**Problem to solve:** Each record below is to be reproduced without any change.

**Task data:**
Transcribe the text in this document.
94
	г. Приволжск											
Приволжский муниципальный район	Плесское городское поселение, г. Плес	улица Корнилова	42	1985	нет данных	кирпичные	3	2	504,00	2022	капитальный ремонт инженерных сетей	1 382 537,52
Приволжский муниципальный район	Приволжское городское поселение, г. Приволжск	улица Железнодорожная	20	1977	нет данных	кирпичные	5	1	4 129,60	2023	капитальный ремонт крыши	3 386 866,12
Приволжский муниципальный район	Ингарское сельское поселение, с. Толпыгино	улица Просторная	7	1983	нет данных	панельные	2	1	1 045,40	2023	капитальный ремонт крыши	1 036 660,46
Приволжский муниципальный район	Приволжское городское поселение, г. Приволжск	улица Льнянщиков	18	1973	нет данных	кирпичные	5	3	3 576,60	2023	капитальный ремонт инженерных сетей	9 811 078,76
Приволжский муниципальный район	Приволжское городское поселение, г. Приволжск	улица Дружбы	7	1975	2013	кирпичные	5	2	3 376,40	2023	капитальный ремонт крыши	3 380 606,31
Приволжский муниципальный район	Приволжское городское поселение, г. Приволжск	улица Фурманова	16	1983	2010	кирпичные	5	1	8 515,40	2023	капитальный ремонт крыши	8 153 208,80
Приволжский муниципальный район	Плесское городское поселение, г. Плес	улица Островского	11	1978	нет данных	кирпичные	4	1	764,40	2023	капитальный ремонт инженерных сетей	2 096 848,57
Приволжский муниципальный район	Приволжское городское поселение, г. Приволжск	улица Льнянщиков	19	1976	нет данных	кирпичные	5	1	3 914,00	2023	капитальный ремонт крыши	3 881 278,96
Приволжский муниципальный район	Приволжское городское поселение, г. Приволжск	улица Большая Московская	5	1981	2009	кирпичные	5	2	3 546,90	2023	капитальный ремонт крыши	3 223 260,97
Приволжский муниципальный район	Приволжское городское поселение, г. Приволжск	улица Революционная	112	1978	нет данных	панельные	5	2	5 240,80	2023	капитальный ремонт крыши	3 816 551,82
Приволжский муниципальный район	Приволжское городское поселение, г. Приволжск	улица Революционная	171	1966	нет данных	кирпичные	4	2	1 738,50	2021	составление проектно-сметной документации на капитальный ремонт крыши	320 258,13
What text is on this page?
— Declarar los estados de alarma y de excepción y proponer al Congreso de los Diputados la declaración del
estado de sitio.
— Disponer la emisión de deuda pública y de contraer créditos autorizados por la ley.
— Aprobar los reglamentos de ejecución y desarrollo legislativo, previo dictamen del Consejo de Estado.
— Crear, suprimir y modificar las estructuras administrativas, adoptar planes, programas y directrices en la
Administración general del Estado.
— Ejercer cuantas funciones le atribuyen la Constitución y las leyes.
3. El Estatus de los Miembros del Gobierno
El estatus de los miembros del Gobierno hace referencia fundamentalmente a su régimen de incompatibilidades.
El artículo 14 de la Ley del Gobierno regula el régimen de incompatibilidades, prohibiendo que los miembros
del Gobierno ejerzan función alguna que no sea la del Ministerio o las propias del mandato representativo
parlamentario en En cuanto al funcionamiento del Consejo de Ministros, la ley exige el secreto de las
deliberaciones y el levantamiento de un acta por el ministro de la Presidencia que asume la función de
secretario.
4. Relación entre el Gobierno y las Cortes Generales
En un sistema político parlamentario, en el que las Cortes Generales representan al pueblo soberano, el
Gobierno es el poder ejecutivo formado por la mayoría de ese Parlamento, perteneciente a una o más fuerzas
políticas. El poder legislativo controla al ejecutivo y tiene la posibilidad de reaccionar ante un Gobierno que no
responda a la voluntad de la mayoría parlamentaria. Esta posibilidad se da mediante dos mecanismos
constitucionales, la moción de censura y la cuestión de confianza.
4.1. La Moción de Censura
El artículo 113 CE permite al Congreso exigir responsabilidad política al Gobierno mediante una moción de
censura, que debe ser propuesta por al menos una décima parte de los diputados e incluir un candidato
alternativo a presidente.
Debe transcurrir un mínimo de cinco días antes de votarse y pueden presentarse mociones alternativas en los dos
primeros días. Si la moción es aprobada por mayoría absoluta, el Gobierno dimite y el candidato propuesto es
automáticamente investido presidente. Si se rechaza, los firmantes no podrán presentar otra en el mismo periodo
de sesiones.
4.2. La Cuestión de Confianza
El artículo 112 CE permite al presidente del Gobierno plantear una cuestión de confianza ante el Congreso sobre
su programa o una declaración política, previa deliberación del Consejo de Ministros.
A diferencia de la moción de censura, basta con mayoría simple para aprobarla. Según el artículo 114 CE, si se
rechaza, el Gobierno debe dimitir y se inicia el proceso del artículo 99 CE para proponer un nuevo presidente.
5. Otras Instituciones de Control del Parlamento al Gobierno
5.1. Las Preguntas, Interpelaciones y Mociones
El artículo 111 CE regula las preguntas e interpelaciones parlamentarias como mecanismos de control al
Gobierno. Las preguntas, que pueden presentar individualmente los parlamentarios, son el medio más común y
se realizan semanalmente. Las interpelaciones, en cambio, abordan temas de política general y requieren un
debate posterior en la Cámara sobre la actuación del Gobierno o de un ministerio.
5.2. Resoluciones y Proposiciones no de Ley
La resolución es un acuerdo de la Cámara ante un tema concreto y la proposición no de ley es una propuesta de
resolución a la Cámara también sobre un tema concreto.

**Result of this task:**
Transcribe the text in this document.
94
	г. Приволжск											
Приволжский муниципальный район	Плесское городское поселение, г. Плес	улица Корнилова	42	1985	нет данных	кирпичные	3	2	504,00	2022	капитальный ремонт инженерных сетей	1 382 537,52
Приволжский муниципальный район	Приволжское городское поселение, г. Приволжск	улица Железнодорожная	20	1977	нет данных	кирпичные	5	1	4 129,60	2023	капитальный ремонт крыши	3 386 866,12
Приволжский муниципальный район	Ингарское сельское поселение, с. Толпыгино	улица Просторная	7	1983	нет данных	панельные	2	1	1 045,40	2023	капитальный ремонт крыши	1 036 660,46
Приволжский муниципальный район	Приволжское городское поселение, г. Приволжск	улица Льнянщиков	18	1973	нет данных	кирпичные	5	3	3 576,60	2023	капитальный ремонт инженерных сетей	9 811 078,76
Приволжский муниципальный район	Приволжское городское поселение, г. Приволжск	улица Дружбы	7	1975	2013	кирпичные	5	2	3 376,40	2023	капитальный ремонт крыши	3 380 606,31
Приволжский муниципальный район	Приволжское городское поселение, г. Приволжск	улица Фурманова	16	1983	2010	кирпичные	5	1	8 515,40	2023	капитальный ремонт крыши	8 153 208,80
Приволжский муниципальный район	Плесское городское поселение, г. Плес	улица Островского	11	1978	нет данных	кирпичные	4	1	764,40	2023	капитальный ремонт инженерных сетей	2 096 848,57
Приволжский муниципальный район	Приволжское городское поселение, г. Приволжск	улица Льнянщиков	19	1976	нет данных	кирпичные	5	1	3 914,00	2023	капитальный ремонт крыши	3 881 278,96
Приволжский муниципальный район	Приволжское городское поселение, г. Приволжск	улица Большая Московская	5	1981	2009	кирпичные	5	2	3 546,90	2023	капитальный ремонт крыши	3 223 260,97
Приволжский муниципальный район	Приволжское городское поселение, г. Приволжск	улица Революционная	112	1978	нет данных	панельные	5	2	5 240,80	2023	капитальный ремонт крыши	3 816 551,82
Приволжский муниципальный район	Приволжское городское поселение, г. Приволжск	улица Революционная	171	1966	нет данных	кирпичные	4	2	1 738,50	2021	составление проектно-сметной документации на капитальный ремонт крыши	320 258,13
What text is on this page?
— Declarar los estados de alarma y de excepción y proponer al Congreso de los Diputados la declaración del
estado de sitio.
— Disponer la emisión de deuda pública y de contraer créditos autorizados por la ley.
— Aprobar los reglamentos de ejecución y desarrollo legislativo, previo dictamen del Consejo de Estado.
— Crear, suprimir y modificar las estructuras administrativas, adoptar planes, programas y directrices en la
Administración general del Estado.
— Ejercer cuantas funciones le atribuyen la Constitución y las leyes.
3. El Estatus de los Miembros del Gobierno
El estatus de los miembros del Gobierno hace referencia fundamentalmente a su régimen de incompatibilidades.
El artículo 14 de la Ley del Gobierno regula el régimen de incompatibilidades, prohibiendo que los miembros
del Gobierno ejerzan función alguna que no sea la del Ministerio o las propias del mandato representativo
parlamentario en En cuanto al funcionamiento del Consejo de Ministros, la ley exige el secreto de las
deliberaciones y el levantamiento de un acta por el ministro de la Presidencia que asume la función de
secretario.
4. Relación entre el Gobierno y las Cortes Generales
En un sistema político parlamentario, en el que las Cortes Generales representan al pueblo soberano, el
Gobierno es el poder ejecutivo formado por la mayoría de ese Parlamento, perteneciente a una o más fuerzas
políticas. El poder legislativo controla al ejecutivo y tiene la posibilidad de reaccionar ante un Gobierno que no
responda a la voluntad de la mayoría parlamentaria. Esta posibilidad se da mediante dos mecanismos
constitucionales, la moción de censura y la cuestión de confianza.
4.1. La Moción de Censura
El artículo 113 CE permite al Congreso exigir responsabilidad política al Gobierno mediante una moción de
censura, que debe ser propuesta por al menos una décima parte de los diputados e incluir un candidato
alternativo a presidente.
Debe transcurrir un mínimo de cinco días antes de votarse y pueden presentarse mociones alternativas en los dos
primeros días. Si la moción es aprobada por mayoría absoluta, el Gobierno dimite y el candidato propuesto es
automáticamente investido presidente. Si se rechaza, los firmantes no podrán presentar otra en el mismo periodo
de sesiones.
4.2. La Cuestión de Confianza
El artículo 112 CE permite al presidente del Gobierno plantear una cuestión de confianza ante el Congreso sobre
su programa o una declaración política, previa deliberación del Consejo de Ministros.
A diferencia de la moción de censura, basta con mayoría simple para aprobarla. Según el artículo 114 CE, si se
rechaza, el Gobierno debe dimitir y se inicia el proceso del artículo 99 CE para proponer un nuevo presidente.
5. Otras Instituciones de Control del Parlamento al Gobierno
5.1. Las Preguntas, Interpelaciones y Mociones
El artículo 111 CE regula las preguntas e interpelaciones parlamentarias como mecanismos de control al
Gobierno. Las preguntas, que pueden presentar individualmente los parlamentarios, son el medio más común y
se realizan semanalmente. Las interpelaciones, en cambio, abordan temas de política general y requieren un
debate posterior en la Cámara sobre la actuación del Gobierno o de un ministerio.
5.2. Resoluciones y Proposiciones no de Ley
La resolución es un acuerdo de la Cámara ante un tema concreto y la proposición no de ley es una propuesta de
resolución a la Cámara también sobre un tema concreto.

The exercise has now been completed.